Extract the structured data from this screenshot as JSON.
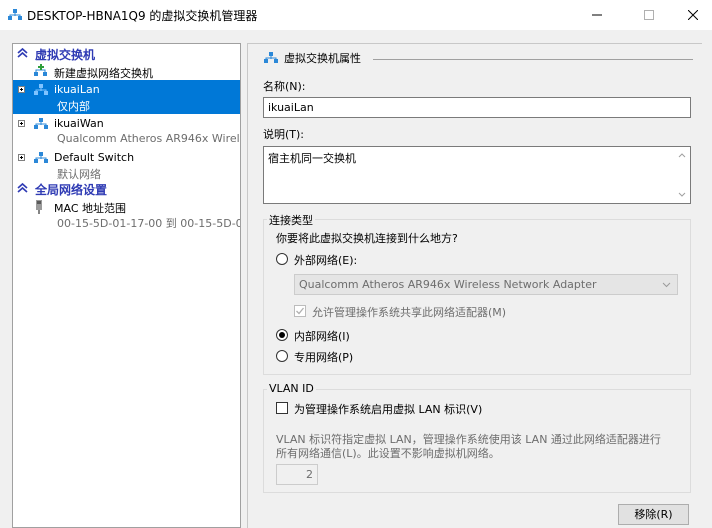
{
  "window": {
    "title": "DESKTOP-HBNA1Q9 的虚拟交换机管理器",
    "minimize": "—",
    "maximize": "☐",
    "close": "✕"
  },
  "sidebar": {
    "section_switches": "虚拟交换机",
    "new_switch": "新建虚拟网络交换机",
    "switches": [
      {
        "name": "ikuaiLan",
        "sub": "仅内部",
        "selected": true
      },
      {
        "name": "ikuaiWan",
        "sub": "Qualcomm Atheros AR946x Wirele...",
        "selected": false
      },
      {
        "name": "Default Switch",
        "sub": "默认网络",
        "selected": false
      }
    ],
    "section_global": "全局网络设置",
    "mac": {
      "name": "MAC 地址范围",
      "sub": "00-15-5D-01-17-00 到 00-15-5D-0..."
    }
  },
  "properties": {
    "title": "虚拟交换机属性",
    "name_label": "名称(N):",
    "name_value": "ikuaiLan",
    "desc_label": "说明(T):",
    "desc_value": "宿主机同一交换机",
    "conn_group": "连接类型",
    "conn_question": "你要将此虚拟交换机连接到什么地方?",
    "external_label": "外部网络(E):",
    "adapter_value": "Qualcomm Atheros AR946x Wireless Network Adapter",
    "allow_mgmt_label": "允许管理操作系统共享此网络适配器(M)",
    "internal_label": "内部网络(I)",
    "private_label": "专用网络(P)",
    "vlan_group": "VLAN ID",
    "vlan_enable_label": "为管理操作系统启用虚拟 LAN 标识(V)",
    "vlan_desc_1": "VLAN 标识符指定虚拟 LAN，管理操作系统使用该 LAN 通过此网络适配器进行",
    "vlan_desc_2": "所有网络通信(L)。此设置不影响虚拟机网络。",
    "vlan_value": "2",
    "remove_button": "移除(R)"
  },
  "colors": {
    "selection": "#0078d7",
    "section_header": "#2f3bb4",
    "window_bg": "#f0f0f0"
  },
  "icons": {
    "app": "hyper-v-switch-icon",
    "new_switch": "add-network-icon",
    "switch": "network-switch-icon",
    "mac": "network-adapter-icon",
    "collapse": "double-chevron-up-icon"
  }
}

---

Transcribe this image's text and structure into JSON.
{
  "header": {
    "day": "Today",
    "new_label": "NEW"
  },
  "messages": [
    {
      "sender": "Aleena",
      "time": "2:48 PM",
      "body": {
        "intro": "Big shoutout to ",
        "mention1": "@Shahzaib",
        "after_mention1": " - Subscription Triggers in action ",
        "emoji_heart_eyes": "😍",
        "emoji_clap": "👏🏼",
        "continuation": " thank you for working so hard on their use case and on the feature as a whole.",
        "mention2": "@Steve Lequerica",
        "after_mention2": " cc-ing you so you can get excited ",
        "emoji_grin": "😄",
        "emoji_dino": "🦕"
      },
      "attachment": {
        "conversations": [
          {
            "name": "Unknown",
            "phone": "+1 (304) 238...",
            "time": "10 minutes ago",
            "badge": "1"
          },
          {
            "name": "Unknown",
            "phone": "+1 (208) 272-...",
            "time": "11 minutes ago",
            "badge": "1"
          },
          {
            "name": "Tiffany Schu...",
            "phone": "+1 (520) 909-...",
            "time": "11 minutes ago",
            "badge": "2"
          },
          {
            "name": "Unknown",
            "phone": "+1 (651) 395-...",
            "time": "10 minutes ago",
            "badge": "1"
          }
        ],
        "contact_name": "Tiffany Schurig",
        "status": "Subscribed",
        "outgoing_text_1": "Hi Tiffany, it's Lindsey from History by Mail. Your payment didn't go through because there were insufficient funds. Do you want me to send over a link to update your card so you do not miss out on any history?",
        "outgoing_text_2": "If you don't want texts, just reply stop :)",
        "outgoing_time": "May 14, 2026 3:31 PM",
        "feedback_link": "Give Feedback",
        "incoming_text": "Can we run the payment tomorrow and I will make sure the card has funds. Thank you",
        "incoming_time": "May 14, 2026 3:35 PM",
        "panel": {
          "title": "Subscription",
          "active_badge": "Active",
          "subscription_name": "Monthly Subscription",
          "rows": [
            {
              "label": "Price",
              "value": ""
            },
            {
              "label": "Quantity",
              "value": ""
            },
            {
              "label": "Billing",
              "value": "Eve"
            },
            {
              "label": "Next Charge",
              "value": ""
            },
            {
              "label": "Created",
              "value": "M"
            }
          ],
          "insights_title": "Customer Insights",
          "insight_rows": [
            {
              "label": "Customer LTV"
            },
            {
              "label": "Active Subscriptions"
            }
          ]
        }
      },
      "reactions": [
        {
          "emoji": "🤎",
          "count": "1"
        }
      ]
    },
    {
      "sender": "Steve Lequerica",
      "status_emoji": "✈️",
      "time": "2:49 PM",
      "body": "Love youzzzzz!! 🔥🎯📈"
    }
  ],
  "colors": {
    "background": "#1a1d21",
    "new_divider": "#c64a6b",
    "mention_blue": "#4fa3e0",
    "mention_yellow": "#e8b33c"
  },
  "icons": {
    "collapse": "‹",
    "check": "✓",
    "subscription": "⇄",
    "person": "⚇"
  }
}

» **Exercise description**:
All lines holding the word "phone" should be picked out and copied.

» **Exercise solution**:
            "phone": "+1 (304) 238...",
            "phone": "+1 (208) 272-...",
            "phone": "+1 (520) 909-...",
            "phone": "+1 (651) 395-...",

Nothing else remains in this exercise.